[start]

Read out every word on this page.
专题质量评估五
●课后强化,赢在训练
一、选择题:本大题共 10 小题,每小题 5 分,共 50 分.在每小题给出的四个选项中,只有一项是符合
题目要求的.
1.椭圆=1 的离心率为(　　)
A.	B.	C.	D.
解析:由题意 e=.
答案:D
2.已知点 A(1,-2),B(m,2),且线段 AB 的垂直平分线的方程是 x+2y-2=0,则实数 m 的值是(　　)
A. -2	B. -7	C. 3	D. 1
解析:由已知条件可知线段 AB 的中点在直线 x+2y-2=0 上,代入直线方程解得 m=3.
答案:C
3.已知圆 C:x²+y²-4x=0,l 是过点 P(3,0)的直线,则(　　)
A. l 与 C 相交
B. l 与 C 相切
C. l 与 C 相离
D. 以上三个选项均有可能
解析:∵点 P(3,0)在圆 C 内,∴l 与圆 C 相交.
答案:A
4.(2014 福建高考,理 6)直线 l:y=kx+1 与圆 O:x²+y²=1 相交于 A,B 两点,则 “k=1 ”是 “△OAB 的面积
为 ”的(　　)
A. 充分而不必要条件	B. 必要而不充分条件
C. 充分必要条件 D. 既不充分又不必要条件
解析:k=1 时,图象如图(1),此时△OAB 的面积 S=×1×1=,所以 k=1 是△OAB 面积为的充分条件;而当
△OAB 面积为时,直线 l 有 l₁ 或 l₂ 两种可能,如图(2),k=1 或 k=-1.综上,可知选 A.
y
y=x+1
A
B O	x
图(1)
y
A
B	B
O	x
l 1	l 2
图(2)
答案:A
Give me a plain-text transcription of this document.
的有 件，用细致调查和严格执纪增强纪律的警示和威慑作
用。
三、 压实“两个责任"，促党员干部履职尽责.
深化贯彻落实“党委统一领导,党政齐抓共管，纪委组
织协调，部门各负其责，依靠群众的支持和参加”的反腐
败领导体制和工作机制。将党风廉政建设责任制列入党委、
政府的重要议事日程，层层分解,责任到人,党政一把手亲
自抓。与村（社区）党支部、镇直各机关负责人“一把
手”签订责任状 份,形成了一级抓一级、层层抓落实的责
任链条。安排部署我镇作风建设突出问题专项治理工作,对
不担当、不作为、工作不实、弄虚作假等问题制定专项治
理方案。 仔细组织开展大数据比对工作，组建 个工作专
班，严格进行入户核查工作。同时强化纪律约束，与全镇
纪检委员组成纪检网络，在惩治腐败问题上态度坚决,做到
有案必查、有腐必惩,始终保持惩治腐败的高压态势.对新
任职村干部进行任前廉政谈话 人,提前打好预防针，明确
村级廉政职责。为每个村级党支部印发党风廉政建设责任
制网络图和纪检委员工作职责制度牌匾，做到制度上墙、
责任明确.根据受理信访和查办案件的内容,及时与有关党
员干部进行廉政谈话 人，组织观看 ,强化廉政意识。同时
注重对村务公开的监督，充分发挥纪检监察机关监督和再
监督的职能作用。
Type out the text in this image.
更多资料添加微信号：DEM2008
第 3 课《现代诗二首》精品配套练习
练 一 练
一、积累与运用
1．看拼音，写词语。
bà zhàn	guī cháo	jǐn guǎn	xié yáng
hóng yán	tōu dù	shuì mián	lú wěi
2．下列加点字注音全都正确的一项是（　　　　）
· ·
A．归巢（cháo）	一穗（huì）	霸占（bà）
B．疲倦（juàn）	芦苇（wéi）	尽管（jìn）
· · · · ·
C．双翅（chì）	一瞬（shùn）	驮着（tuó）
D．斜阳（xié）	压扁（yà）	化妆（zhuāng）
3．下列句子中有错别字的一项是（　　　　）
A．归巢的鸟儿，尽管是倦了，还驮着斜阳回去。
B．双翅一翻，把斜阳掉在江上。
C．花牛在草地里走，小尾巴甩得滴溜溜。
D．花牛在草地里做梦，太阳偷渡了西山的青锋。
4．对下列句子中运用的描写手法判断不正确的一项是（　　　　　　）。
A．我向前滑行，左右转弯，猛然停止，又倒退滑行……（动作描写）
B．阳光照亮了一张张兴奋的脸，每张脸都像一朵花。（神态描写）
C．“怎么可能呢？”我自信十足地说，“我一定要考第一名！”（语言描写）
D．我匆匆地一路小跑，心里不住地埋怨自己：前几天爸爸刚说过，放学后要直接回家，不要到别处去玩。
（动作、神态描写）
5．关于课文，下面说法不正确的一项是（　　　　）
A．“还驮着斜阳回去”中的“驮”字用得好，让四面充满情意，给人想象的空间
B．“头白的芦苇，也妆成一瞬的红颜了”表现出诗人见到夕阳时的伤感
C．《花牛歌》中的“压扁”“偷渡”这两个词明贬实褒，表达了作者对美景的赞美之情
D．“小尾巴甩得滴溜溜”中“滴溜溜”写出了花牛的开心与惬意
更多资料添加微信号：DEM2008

[end]

### GOAL
Extract each record, keeping it identical to the original.

### SOLUTION FOR THIS EXERCISE
Read out every word on this page.
专题质量评估五
●课后强化,赢在训练
一、选择题:本大题共 10 小题,每小题 5 分,共 50 分.在每小题给出的四个选项中,只有一项是符合
题目要求的.
1.椭圆=1 的离心率为(　　)
A.	B.	C.	D.
解析:由题意 e=.
答案:D
2.已知点 A(1,-2),B(m,2),且线段 AB 的垂直平分线的方程是 x+2y-2=0,则实数 m 的值是(　　)
A. -2	B. -7	C. 3	D. 1
解析:由已知条件可知线段 AB 的中点在直线 x+2y-2=0 上,代入直线方程解得 m=3.
答案:C
3.已知圆 C:x²+y²-4x=0,l 是过点 P(3,0)的直线,则(　　)
A. l 与 C 相交
B. l 与 C 相切
C. l 与 C 相离
D. 以上三个选项均有可能
解析:∵点 P(3,0)在圆 C 内,∴l 与圆 C 相交.
答案:A
4.(2014 福建高考,理 6)直线 l:y=kx+1 与圆 O:x²+y²=1 相交于 A,B 两点,则 “k=1 ”是 “△OAB 的面积
为 ”的(　　)
A. 充分而不必要条件	B. 必要而不充分条件
C. 充分必要条件 D. 既不充分又不必要条件
解析:k=1 时,图象如图(1),此时△OAB 的面积 S=×1×1=,所以 k=1 是△OAB 面积为的充分条件;而当
△OAB 面积为时,直线 l 有 l₁ 或 l₂ 两种可能,如图(2),k=1 或 k=-1.综上,可知选 A.
y
y=x+1
A
B O	x
图(1)
y
A
B	B
O	x
l 1	l 2
图(2)
答案:A
Give me a plain-text transcription of this document.
的有 件，用细致调查和严格执纪增强纪律的警示和威慑作
用。
三、 压实“两个责任"，促党员干部履职尽责.
深化贯彻落实“党委统一领导,党政齐抓共管，纪委组
织协调，部门各负其责，依靠群众的支持和参加”的反腐
败领导体制和工作机制。将党风廉政建设责任制列入党委、
政府的重要议事日程，层层分解,责任到人,党政一把手亲
自抓。与村（社区）党支部、镇直各机关负责人“一把
手”签订责任状 份,形成了一级抓一级、层层抓落实的责
任链条。安排部署我镇作风建设突出问题专项治理工作,对
不担当、不作为、工作不实、弄虚作假等问题制定专项治
理方案。 仔细组织开展大数据比对工作，组建 个工作专
班，严格进行入户核查工作。同时强化纪律约束，与全镇
纪检委员组成纪检网络，在惩治腐败问题上态度坚决,做到
有案必查、有腐必惩,始终保持惩治腐败的高压态势.对新
任职村干部进行任前廉政谈话 人,提前打好预防针，明确
村级廉政职责。为每个村级党支部印发党风廉政建设责任
制网络图和纪检委员工作职责制度牌匾，做到制度上墙、
责任明确.根据受理信访和查办案件的内容,及时与有关党
员干部进行廉政谈话 人，组织观看 ,强化廉政意识。同时
注重对村务公开的监督，充分发挥纪检监察机关监督和再
监督的职能作用。
Type out the text in this image.
更多资料添加微信号：DEM2008
第 3 课《现代诗二首》精品配套练习
练 一 练
一、积累与运用
1．看拼音，写词语。
bà zhàn	guī cháo	jǐn guǎn	xié yáng
hóng yán	tōu dù	shuì mián	lú wěi
2．下列加点字注音全都正确的一项是（　　　　）
· ·
A．归巢（cháo）	一穗（huì）	霸占（bà）
B．疲倦（juàn）	芦苇（wéi）	尽管（jìn）
· · · · ·
C．双翅（chì）	一瞬（shùn）	驮着（tuó）
D．斜阳（xié）	压扁（yà）	化妆（zhuāng）
3．下列句子中有错别字的一项是（　　　　）
A．归巢的鸟儿，尽管是倦了，还驮着斜阳回去。
B．双翅一翻，把斜阳掉在江上。
C．花牛在草地里走，小尾巴甩得滴溜溜。
D．花牛在草地里做梦，太阳偷渡了西山的青锋。
4．对下列句子中运用的描写手法判断不正确的一项是（　　　　　　）。
A．我向前滑行，左右转弯，猛然停止，又倒退滑行……（动作描写）
B．阳光照亮了一张张兴奋的脸，每张脸都像一朵花。（神态描写）
C．“怎么可能呢？”我自信十足地说，“我一定要考第一名！”（语言描写）
D．我匆匆地一路小跑，心里不住地埋怨自己：前几天爸爸刚说过，放学后要直接回家，不要到别处去玩。
（动作、神态描写）
5．关于课文，下面说法不正确的一项是（　　　　）
A．“还驮着斜阳回去”中的“驮”字用得好，让四面充满情意，给人想象的空间
B．“头白的芦苇，也妆成一瞬的红颜了”表现出诗人见到夕阳时的伤感
C．《花牛歌》中的“压扁”“偷渡”这两个词明贬实褒，表达了作者对美景的赞美之情
D．“小尾巴甩得滴溜溜”中“滴溜溜”写出了花牛的开心与惬意
更多资料添加微信号：DEM2008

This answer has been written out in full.